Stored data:
— begin —

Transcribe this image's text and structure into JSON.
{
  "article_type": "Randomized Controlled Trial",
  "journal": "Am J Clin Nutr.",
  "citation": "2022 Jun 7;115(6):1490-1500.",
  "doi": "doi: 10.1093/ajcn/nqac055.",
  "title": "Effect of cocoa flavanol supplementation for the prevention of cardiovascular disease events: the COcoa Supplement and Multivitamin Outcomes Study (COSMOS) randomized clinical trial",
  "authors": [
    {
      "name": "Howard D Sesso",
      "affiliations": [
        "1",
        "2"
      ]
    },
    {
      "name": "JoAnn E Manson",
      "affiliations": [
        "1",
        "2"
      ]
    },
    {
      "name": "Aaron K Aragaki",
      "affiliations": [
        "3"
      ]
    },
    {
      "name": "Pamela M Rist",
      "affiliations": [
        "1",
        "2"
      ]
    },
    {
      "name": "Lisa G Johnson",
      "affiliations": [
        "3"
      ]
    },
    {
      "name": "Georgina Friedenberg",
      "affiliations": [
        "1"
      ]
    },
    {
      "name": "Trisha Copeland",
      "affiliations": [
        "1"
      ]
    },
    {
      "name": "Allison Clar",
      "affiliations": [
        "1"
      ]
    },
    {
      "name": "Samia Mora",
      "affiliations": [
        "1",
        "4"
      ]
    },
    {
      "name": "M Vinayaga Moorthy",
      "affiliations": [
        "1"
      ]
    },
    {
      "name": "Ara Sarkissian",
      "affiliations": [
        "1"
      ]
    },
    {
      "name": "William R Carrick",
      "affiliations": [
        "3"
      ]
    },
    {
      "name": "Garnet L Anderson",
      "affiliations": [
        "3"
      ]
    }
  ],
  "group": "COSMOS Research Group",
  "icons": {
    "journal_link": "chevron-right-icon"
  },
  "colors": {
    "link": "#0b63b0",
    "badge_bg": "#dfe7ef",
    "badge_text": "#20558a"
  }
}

— end —

→ **Your instructions**: Your task is to quote all of the data word for word.

→ **Answer for the task**:
Transcribe this image's text and structure into JSON.
{
  "article_type": "Randomized Controlled Trial",
  "journal": "Am J Clin Nutr.",
  "citation": "2022 Jun 7;115(6):1490-1500.",
  "doi": "doi: 10.1093/ajcn/nqac055.",
  "title": "Effect of cocoa flavanol supplementation for the prevention of cardiovascular disease events: the COcoa Supplement and Multivitamin Outcomes Study (COSMOS) randomized clinical trial",
  "authors": [
    {
      "name": "Howard D Sesso",
      "affiliations": [
        "1",
        "2"
      ]
    },
    {
      "name": "JoAnn E Manson",
      "affiliations": [
        "1",
        "2"
      ]
    },
    {
      "name": "Aaron K Aragaki",
      "affiliations": [
        "3"
      ]
    },
    {
      "name": "Pamela M Rist",
      "affiliations": [
        "1",
        "2"
      ]
    },
    {
      "name": "Lisa G Johnson",
      "affiliations": [
        "3"
      ]
    },
    {
      "name": "Georgina Friedenberg",
      "affiliations": [
        "1"
      ]
    },
    {
      "name": "Trisha Copeland",
      "affiliations": [
        "1"
      ]
    },
    {
      "name": "Allison Clar",
      "affiliations": [
        "1"
      ]
    },
    {
      "name": "Samia Mora",
      "affiliations": [
        "1",
        "4"
      ]
    },
    {
      "name": "M Vinayaga Moorthy",
      "affiliations": [
        "1"
      ]
    },
    {
      "name": "Ara Sarkissian",
      "affiliations": [
        "1"
      ]
    },
    {
      "name": "William R Carrick",
      "affiliations": [
        "3"
      ]
    },
    {
      "name": "Garnet L Anderson",
      "affiliations": [
        "3"
      ]
    }
  ],
  "group": "COSMOS Research Group",
  "icons": {
    "journal_link": "chevron-right-icon"
  },
  "colors": {
    "link": "#0b63b0",
    "badge_bg": "#dfe7ef",
    "badge_text": "#20558a"
  }
}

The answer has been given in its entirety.